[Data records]
__________________________________________________

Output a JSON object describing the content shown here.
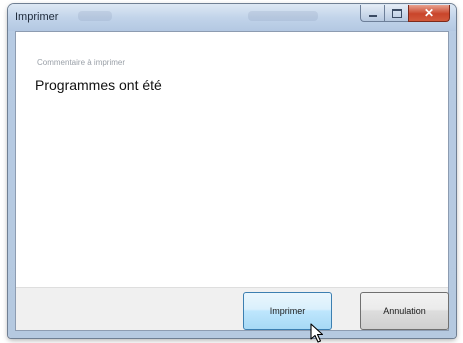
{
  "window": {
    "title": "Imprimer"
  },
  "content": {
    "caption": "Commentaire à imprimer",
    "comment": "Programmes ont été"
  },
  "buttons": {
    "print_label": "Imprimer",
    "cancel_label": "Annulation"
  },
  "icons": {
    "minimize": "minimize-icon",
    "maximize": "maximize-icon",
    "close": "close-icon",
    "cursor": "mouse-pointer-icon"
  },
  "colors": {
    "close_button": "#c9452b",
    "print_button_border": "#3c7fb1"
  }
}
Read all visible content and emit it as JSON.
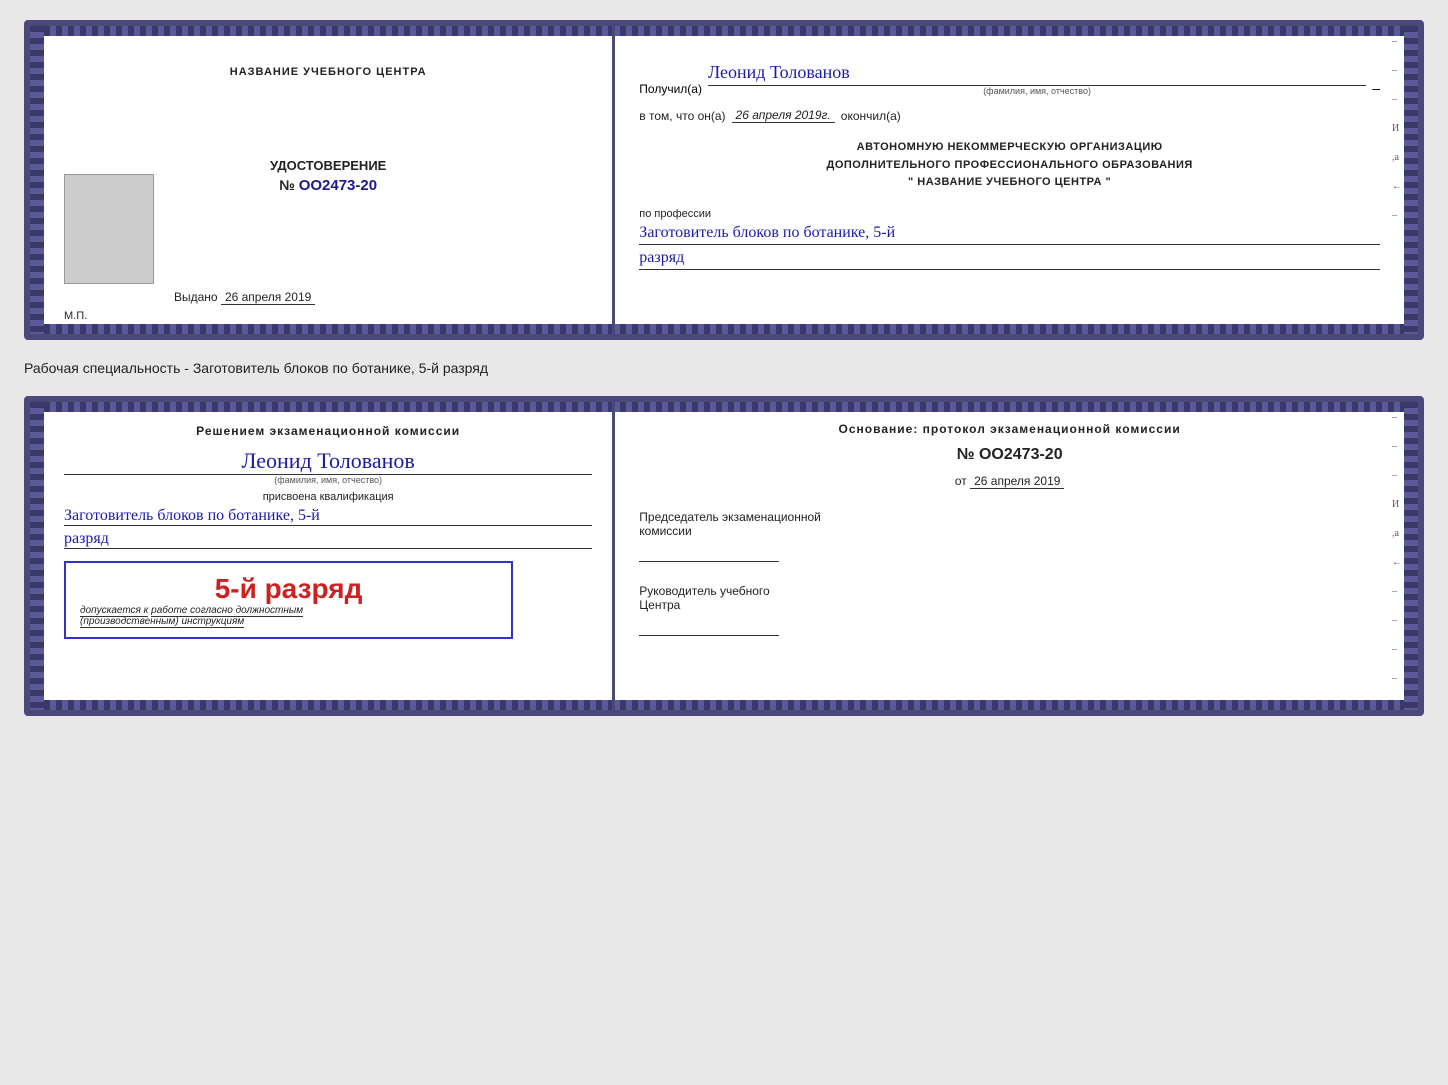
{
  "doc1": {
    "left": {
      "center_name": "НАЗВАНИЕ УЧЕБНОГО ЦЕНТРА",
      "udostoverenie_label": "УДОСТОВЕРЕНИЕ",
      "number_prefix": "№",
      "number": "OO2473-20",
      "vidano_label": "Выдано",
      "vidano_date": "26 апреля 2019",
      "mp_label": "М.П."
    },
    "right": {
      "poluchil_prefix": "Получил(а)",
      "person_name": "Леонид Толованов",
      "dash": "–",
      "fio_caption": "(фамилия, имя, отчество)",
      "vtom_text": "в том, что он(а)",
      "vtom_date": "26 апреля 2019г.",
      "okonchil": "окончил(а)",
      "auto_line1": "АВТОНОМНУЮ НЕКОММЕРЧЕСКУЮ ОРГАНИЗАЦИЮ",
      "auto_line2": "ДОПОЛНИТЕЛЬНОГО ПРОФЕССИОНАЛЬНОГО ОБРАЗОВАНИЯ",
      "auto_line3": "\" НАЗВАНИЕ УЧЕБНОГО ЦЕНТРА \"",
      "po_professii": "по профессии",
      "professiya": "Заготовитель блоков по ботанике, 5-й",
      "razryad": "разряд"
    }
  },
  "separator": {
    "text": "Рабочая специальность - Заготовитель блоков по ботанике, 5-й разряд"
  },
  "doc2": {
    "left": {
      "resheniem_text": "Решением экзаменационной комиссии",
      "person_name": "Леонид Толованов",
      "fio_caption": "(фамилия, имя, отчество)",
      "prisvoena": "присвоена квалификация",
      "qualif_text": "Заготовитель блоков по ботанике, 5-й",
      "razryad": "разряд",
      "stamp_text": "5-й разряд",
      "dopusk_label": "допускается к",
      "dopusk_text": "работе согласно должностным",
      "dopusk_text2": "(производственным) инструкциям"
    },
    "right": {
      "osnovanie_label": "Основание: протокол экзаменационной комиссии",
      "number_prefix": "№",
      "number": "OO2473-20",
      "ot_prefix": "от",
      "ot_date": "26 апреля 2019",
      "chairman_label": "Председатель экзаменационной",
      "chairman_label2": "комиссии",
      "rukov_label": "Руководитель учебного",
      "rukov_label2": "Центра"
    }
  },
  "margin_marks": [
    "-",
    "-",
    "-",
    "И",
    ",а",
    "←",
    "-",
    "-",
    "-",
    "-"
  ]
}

__________________________________________________

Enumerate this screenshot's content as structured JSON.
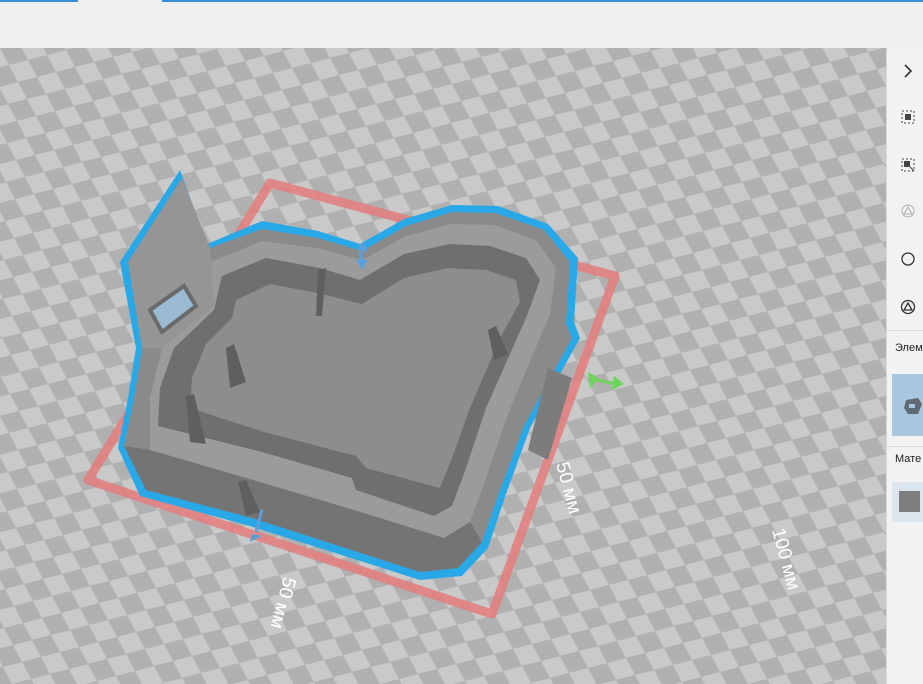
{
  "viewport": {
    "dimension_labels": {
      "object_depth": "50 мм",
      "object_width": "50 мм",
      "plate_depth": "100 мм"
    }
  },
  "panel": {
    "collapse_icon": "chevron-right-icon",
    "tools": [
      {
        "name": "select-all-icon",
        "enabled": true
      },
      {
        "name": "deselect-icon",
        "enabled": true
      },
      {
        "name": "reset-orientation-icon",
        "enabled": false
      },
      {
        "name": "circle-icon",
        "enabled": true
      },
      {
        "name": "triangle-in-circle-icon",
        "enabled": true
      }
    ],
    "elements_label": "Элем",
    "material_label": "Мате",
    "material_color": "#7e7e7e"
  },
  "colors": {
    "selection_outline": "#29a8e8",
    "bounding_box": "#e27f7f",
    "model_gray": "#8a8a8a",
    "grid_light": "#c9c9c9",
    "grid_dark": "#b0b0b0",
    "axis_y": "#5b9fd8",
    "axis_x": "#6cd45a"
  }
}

__________________________________________________

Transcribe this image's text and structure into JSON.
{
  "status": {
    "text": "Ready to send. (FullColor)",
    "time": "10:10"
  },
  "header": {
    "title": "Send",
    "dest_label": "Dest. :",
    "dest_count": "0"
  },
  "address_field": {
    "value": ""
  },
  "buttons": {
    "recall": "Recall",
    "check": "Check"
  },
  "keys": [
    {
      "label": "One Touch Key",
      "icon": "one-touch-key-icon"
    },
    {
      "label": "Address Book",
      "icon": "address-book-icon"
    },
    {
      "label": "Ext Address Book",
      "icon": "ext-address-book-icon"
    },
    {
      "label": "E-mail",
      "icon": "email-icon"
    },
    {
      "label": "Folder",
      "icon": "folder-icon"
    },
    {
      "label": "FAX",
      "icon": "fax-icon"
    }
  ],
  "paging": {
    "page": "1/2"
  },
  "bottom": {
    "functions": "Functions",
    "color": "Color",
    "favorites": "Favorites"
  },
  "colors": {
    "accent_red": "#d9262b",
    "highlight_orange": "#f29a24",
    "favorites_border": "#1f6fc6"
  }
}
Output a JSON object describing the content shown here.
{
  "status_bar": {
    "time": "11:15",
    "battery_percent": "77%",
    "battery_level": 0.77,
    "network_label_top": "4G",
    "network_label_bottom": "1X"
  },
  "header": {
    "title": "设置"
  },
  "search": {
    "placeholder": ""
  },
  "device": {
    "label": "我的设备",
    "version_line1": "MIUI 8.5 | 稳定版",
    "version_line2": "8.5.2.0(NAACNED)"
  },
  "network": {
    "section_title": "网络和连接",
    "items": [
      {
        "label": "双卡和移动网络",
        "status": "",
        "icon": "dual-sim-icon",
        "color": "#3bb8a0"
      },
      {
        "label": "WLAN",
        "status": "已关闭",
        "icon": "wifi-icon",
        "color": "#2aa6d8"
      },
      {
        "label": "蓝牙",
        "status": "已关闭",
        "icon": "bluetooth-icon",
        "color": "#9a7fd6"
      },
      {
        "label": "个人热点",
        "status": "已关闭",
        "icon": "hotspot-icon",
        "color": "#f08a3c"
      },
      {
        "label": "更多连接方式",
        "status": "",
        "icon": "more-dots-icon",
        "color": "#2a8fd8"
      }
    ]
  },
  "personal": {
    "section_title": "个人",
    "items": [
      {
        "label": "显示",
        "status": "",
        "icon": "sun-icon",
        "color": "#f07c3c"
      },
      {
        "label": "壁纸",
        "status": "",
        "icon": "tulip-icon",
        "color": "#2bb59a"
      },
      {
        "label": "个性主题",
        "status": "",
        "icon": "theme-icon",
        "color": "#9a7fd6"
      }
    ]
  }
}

__________________________________________________

### Task instructions
Using the listing above, locate the lines that hold "комиссии" and copy each one.

### Full output
      "resheniem_text": "Решением экзаменационной комиссии",
      "osnovanie_label": "Основание: протокол экзаменационной комиссии",
      "chairman_label2": "комиссии",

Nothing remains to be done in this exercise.